──────── Input data ────────

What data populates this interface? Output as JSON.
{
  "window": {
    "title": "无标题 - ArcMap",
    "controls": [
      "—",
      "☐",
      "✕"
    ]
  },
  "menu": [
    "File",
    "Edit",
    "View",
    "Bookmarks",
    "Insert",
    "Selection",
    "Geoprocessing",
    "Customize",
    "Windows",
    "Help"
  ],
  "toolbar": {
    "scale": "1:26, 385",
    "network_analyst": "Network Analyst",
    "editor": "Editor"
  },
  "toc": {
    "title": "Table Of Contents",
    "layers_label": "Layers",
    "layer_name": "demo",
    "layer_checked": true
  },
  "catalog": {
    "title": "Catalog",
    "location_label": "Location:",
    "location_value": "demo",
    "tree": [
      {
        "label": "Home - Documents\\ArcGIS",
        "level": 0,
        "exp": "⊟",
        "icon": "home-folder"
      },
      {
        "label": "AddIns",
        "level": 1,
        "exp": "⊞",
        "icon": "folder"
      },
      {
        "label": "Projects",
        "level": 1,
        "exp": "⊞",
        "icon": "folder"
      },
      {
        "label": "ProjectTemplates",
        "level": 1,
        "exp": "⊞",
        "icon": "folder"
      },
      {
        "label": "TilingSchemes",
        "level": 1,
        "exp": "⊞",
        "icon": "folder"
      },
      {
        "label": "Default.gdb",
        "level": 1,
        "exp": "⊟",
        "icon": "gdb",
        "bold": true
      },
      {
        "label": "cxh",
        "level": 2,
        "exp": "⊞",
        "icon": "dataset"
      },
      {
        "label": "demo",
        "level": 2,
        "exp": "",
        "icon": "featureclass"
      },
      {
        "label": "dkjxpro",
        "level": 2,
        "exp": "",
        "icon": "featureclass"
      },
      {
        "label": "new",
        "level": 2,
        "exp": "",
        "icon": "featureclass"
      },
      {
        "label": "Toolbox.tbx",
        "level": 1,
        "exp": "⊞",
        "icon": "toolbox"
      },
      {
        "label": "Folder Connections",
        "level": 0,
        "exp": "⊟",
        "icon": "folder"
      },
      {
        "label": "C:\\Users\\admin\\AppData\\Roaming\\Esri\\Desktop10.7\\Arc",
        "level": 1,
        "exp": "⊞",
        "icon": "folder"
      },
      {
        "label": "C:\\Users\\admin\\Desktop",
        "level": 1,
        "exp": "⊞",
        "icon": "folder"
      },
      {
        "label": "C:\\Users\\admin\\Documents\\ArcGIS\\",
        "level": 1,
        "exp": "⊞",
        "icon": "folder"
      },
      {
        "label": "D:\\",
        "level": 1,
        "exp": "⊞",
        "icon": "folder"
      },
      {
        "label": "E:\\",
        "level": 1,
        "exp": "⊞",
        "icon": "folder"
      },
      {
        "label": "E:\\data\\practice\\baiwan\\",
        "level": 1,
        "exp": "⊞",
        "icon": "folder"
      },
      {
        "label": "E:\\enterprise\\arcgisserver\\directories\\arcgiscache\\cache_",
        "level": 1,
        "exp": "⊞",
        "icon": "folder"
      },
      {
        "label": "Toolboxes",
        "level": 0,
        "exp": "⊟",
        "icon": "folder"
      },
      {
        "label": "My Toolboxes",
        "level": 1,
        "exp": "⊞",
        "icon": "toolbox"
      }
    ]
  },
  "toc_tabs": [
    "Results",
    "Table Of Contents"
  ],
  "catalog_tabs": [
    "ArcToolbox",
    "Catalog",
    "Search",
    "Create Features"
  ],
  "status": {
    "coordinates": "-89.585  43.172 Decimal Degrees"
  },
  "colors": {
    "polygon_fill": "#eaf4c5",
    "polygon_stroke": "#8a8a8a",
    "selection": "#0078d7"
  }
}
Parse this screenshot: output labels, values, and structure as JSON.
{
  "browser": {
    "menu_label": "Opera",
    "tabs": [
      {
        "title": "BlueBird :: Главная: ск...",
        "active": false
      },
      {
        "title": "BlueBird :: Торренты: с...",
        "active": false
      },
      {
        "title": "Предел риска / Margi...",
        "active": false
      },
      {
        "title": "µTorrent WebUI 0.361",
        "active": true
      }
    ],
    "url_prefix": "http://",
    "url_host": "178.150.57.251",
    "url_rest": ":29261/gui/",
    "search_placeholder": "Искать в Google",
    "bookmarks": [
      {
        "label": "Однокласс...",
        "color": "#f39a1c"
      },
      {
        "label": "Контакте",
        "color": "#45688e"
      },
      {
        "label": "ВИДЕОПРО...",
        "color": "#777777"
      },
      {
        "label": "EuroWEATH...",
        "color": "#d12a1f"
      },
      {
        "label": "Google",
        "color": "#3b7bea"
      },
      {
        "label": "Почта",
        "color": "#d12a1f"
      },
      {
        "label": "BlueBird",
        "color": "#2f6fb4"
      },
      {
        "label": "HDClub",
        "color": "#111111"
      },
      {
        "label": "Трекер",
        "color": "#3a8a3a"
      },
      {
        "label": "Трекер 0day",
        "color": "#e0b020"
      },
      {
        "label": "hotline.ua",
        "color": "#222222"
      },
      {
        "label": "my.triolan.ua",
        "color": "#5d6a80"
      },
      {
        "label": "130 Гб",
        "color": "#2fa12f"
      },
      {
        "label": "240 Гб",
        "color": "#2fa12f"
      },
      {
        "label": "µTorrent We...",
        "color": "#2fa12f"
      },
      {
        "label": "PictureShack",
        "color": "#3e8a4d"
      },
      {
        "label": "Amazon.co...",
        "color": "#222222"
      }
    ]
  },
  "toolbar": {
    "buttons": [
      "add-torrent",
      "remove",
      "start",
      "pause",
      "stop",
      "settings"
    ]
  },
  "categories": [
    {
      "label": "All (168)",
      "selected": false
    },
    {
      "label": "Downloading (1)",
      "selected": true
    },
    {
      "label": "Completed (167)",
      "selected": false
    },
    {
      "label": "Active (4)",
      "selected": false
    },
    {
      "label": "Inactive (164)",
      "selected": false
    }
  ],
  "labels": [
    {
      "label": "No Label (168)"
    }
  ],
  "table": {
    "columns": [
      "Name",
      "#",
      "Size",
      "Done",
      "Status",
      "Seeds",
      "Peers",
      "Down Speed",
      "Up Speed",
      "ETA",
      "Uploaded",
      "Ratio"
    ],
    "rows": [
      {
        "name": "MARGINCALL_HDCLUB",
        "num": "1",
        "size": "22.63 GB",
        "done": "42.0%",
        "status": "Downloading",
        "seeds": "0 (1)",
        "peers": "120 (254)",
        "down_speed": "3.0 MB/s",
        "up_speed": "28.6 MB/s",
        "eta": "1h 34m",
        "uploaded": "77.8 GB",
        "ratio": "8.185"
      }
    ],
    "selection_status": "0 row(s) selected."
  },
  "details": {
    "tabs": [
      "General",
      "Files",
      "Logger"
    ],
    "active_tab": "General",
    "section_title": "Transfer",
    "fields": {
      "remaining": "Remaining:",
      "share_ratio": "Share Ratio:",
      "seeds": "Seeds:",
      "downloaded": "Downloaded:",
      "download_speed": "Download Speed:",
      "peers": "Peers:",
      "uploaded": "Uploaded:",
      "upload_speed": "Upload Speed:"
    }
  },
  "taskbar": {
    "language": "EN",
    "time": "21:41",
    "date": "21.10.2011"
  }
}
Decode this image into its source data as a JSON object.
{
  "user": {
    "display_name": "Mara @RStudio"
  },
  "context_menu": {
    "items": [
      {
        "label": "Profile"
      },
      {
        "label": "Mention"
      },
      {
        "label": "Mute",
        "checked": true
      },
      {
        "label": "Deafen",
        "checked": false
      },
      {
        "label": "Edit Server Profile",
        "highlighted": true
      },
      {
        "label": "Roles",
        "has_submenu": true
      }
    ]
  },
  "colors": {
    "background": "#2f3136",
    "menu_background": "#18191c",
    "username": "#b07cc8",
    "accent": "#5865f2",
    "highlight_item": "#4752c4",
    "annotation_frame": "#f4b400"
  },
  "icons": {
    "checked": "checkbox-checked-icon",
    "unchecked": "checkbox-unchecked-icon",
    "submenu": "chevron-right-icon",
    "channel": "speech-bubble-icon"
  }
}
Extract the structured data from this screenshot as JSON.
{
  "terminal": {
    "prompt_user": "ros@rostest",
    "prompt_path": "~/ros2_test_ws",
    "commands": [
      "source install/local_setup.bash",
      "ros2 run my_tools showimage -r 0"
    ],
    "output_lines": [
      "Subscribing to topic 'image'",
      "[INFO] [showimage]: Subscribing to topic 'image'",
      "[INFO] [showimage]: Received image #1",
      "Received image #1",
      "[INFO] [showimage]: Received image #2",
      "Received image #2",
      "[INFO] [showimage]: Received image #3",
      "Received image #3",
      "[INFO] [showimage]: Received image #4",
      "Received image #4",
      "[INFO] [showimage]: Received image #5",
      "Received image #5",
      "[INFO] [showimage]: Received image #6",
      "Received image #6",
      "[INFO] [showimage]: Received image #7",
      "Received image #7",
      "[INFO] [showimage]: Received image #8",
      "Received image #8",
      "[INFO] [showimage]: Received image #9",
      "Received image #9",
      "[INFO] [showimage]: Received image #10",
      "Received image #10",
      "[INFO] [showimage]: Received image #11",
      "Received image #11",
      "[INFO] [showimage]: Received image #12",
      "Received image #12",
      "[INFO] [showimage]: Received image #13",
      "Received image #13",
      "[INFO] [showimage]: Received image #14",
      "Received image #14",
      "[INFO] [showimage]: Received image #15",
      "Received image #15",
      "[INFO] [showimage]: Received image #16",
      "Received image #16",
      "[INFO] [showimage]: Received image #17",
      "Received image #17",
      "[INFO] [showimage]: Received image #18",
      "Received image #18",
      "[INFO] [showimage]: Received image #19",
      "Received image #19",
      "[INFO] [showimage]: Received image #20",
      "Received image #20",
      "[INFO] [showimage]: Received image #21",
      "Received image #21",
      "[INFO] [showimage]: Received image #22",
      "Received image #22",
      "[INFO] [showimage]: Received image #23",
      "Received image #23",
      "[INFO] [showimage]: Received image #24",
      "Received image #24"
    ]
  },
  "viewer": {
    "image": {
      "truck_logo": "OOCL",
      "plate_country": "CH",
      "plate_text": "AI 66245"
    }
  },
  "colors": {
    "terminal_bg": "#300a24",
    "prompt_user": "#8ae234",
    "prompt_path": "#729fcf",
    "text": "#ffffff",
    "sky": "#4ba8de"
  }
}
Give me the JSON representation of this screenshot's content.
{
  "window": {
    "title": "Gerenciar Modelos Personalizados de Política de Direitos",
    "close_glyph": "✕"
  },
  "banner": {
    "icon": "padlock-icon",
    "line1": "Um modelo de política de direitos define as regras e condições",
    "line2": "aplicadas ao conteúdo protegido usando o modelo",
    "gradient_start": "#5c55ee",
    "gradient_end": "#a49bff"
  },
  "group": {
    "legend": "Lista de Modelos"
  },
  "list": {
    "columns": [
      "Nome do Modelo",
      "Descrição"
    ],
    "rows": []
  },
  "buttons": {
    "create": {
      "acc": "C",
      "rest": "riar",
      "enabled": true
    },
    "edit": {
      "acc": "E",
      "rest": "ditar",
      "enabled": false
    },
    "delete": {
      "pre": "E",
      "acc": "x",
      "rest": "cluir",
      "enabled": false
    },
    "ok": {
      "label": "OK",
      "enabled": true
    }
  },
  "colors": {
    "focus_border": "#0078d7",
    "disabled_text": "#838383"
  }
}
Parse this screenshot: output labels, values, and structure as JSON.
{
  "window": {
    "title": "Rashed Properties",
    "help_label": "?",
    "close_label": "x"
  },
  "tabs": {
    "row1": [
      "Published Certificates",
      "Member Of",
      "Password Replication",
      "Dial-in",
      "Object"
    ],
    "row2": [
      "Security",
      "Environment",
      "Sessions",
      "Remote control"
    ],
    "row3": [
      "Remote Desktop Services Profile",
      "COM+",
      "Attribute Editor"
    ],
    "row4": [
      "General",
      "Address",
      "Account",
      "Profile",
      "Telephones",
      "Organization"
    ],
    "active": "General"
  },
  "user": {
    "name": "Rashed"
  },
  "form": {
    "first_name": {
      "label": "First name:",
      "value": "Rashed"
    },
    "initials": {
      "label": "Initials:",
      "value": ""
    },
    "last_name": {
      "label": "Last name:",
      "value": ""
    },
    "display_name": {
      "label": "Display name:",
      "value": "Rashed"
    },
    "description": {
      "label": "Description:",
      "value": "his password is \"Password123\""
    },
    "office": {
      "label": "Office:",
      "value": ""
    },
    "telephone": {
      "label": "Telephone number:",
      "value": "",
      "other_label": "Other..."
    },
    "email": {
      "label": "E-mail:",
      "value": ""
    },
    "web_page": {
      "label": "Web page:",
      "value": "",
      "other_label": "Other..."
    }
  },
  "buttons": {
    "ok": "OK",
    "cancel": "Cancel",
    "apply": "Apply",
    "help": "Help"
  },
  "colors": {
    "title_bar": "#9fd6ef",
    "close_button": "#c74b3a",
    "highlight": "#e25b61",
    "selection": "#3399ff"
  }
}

────────

Task instructions -> Which lines above contain "BlueBird"? Show each of them.

Solution ->
        "title": "BlueBird :: Главная: ск...",
        "title": "BlueBird :: Торренты: с...",
        "label": "BlueBird",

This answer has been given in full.